Stored data entries:

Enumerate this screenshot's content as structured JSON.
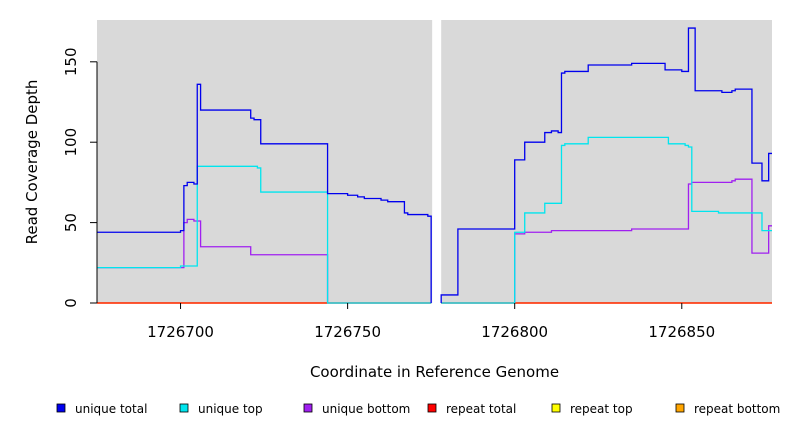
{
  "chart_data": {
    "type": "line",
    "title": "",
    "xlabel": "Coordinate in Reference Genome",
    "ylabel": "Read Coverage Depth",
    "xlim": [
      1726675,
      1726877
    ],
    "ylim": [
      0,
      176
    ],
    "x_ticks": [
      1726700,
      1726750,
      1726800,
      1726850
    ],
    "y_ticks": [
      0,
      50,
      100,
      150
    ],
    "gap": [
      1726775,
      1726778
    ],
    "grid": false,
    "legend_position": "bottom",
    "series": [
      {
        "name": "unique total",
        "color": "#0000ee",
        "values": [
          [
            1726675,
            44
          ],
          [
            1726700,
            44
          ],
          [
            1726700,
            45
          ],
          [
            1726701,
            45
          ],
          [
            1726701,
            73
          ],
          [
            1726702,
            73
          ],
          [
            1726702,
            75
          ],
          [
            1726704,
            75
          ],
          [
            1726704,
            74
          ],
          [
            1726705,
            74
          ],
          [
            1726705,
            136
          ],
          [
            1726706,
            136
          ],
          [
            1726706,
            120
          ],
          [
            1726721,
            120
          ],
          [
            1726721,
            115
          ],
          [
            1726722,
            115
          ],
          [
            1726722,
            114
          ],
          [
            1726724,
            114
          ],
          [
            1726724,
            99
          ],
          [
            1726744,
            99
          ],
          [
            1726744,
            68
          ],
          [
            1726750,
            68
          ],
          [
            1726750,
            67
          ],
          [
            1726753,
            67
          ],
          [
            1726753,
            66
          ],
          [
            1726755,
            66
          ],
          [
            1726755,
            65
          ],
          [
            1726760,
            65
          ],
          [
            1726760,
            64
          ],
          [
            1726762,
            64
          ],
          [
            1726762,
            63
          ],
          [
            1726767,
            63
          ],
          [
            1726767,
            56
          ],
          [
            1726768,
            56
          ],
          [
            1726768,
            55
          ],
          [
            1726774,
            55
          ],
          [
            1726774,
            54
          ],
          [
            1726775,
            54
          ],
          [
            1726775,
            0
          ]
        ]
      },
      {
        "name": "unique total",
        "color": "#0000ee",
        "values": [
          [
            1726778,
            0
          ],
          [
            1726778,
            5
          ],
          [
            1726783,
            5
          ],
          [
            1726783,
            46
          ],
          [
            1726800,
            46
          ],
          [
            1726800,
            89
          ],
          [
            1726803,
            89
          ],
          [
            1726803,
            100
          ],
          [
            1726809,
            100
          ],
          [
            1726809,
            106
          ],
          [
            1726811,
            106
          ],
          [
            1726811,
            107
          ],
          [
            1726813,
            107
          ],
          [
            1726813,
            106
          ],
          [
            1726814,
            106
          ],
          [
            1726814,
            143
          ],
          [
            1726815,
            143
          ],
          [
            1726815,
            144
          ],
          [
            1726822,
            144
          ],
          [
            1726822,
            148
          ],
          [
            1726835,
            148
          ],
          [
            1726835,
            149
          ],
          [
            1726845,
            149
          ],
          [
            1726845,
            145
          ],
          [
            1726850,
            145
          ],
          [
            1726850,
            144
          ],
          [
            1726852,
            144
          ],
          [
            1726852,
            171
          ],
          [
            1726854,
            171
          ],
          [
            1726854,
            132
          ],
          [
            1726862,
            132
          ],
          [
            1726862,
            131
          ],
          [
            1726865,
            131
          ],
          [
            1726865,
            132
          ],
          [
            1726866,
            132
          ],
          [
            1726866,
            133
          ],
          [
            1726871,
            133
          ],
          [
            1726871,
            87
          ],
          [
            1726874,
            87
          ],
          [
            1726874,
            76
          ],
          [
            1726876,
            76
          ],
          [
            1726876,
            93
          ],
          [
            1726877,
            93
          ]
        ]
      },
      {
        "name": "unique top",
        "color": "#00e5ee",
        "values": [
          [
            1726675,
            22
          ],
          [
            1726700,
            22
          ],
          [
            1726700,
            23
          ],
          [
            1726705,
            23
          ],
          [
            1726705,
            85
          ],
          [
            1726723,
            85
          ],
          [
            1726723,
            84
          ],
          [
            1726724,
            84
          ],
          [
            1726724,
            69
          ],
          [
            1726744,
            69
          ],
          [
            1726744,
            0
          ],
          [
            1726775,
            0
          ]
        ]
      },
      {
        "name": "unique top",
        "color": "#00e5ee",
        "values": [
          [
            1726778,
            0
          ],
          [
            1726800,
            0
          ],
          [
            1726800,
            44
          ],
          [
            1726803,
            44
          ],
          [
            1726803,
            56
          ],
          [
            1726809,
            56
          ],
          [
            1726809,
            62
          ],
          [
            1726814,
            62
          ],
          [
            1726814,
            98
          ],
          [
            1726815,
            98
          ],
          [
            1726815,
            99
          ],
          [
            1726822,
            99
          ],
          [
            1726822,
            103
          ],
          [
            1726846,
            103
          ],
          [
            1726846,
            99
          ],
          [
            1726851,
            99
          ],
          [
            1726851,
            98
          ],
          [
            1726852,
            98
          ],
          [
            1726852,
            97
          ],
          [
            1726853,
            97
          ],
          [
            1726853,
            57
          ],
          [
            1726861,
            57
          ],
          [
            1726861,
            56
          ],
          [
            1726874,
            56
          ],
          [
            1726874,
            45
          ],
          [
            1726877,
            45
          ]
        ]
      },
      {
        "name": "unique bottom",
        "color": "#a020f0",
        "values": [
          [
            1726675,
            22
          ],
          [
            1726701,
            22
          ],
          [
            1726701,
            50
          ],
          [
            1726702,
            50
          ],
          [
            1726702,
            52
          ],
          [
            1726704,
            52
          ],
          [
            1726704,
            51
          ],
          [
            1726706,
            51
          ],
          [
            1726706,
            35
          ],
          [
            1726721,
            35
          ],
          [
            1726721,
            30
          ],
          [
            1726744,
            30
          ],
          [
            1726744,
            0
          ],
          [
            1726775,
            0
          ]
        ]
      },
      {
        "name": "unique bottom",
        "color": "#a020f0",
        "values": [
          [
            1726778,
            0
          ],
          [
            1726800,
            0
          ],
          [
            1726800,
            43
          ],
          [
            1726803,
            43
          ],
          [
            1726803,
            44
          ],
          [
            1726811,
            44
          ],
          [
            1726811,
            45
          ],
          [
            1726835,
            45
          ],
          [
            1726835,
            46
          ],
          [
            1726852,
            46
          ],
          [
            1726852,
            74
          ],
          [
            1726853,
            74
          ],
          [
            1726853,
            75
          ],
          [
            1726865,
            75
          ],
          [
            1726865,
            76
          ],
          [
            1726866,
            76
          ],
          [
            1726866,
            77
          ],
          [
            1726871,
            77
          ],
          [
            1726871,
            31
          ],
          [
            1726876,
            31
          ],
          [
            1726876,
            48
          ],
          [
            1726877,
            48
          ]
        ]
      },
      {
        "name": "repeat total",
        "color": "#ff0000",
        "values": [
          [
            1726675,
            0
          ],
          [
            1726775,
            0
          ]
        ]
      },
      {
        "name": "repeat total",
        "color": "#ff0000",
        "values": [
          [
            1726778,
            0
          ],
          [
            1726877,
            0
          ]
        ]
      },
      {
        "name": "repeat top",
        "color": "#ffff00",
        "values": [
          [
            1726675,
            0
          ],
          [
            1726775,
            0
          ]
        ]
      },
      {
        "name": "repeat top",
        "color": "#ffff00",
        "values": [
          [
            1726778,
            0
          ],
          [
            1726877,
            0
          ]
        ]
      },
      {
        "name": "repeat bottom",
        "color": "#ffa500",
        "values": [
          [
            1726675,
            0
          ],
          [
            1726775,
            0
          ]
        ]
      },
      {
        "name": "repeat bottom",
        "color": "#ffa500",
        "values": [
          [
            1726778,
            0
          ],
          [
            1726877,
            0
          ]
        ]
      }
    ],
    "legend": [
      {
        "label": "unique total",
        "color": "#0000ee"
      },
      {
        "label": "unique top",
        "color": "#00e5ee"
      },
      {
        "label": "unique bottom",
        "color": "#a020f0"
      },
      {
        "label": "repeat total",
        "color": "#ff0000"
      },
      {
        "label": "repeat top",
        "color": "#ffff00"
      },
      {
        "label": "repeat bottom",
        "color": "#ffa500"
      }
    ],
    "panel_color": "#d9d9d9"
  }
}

ASSIGNMENT
How many lines of the data contain the word "bottom"? Answer with the number alone.

SOLUTION FOR THIS EXERCISE
7